== Goal ==
Transcribe every line, keeping it exact.

== The data ==
==========

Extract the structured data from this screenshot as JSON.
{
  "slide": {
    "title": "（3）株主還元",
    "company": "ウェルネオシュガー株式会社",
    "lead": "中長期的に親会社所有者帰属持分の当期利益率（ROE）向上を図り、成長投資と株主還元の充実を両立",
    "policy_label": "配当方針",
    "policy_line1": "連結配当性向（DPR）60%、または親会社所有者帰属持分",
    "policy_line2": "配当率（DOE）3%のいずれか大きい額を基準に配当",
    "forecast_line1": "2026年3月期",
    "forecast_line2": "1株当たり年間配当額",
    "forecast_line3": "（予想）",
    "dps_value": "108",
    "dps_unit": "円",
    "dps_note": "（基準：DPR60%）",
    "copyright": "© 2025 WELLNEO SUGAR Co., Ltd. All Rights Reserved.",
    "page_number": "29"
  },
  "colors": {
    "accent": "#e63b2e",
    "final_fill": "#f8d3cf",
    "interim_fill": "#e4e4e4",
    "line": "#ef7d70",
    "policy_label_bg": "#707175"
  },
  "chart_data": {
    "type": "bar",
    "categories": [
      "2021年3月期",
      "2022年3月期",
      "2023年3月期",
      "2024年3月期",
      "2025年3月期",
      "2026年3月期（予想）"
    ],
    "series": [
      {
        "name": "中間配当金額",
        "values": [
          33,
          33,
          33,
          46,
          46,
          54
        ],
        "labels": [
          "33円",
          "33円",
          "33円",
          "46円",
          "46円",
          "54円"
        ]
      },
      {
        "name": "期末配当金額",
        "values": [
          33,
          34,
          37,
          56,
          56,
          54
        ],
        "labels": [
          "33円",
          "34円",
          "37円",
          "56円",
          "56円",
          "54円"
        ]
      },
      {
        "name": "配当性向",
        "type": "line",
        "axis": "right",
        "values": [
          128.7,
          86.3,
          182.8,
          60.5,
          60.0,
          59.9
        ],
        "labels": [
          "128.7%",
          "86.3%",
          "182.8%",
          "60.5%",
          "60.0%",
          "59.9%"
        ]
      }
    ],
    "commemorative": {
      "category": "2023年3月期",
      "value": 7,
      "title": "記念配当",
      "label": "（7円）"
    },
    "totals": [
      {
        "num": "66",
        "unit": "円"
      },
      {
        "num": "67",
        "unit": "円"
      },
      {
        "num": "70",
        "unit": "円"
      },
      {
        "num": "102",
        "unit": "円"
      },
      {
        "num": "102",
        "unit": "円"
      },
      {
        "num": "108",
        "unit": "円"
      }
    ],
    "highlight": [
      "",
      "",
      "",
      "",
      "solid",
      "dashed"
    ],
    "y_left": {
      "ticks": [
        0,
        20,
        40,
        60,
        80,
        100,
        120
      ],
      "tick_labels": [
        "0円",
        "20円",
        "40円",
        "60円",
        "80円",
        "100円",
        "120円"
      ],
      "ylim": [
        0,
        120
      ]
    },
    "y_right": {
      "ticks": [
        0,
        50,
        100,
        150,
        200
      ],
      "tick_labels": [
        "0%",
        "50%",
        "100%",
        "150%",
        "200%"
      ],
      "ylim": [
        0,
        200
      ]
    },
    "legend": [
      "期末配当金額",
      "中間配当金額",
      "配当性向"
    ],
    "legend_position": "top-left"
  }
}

==========

== Expected answer ==
Extract the structured data from this screenshot as JSON.
{
  "slide": {
    "title": "（3）株主還元",
    "company": "ウェルネオシュガー株式会社",
    "lead": "中長期的に親会社所有者帰属持分の当期利益率（ROE）向上を図り、成長投資と株主還元の充実を両立",
    "policy_label": "配当方針",
    "policy_line1": "連結配当性向（DPR）60%、または親会社所有者帰属持分",
    "policy_line2": "配当率（DOE）3%のいずれか大きい額を基準に配当",
    "forecast_line1": "2026年3月期",
    "forecast_line2": "1株当たり年間配当額",
    "forecast_line3": "（予想）",
    "dps_value": "108",
    "dps_unit": "円",
    "dps_note": "（基準：DPR60%）",
    "copyright": "© 2025 WELLNEO SUGAR Co., Ltd. All Rights Reserved.",
    "page_number": "29"
  },
  "colors": {
    "accent": "#e63b2e",
    "final_fill": "#f8d3cf",
    "interim_fill": "#e4e4e4",
    "line": "#ef7d70",
    "policy_label_bg": "#707175"
  },
  "chart_data": {
    "type": "bar",
    "categories": [
      "2021年3月期",
      "2022年3月期",
      "2023年3月期",
      "2024年3月期",
      "2025年3月期",
      "2026年3月期（予想）"
    ],
    "series": [
      {
        "name": "中間配当金額",
        "values": [
          33,
          33,
          33,
          46,
          46,
          54
        ],
        "labels": [
          "33円",
          "33円",
          "33円",
          "46円",
          "46円",
          "54円"
        ]
      },
      {
        "name": "期末配当金額",
        "values": [
          33,
          34,
          37,
          56,
          56,
          54
        ],
        "labels": [
          "33円",
          "34円",
          "37円",
          "56円",
          "56円",
          "54円"
        ]
      },
      {
        "name": "配当性向",
        "type": "line",
        "axis": "right",
        "values": [
          128.7,
          86.3,
          182.8,
          60.5,
          60.0,
          59.9
        ],
        "labels": [
          "128.7%",
          "86.3%",
          "182.8%",
          "60.5%",
          "60.0%",
          "59.9%"
        ]
      }
    ],
    "commemorative": {
      "category": "2023年3月期",
      "value": 7,
      "title": "記念配当",
      "label": "（7円）"
    },
    "totals": [
      {
        "num": "66",
        "unit": "円"
      },
      {
        "num": "67",
        "unit": "円"
      },
      {
        "num": "70",
        "unit": "円"
      },
      {
        "num": "102",
        "unit": "円"
      },
      {
        "num": "102",
        "unit": "円"
      },
      {
        "num": "108",
        "unit": "円"
      }
    ],
    "highlight": [
      "",
      "",
      "",
      "",
      "solid",
      "dashed"
    ],
    "y_left": {
      "ticks": [
        0,
        20,
        40,
        60,
        80,
        100,
        120
      ],
      "tick_labels": [
        "0円",
        "20円",
        "40円",
        "60円",
        "80円",
        "100円",
        "120円"
      ],
      "ylim": [
        0,
        120
      ]
    },
    "y_right": {
      "ticks": [
        0,
        50,
        100,
        150,
        200
      ],
      "tick_labels": [
        "0%",
        "50%",
        "100%",
        "150%",
        "200%"
      ],
      "ylim": [
        0,
        200
      ]
    },
    "legend": [
      "期末配当金額",
      "中間配当金額",
      "配当性向"
    ],
    "legend_position": "top-left"
  }
}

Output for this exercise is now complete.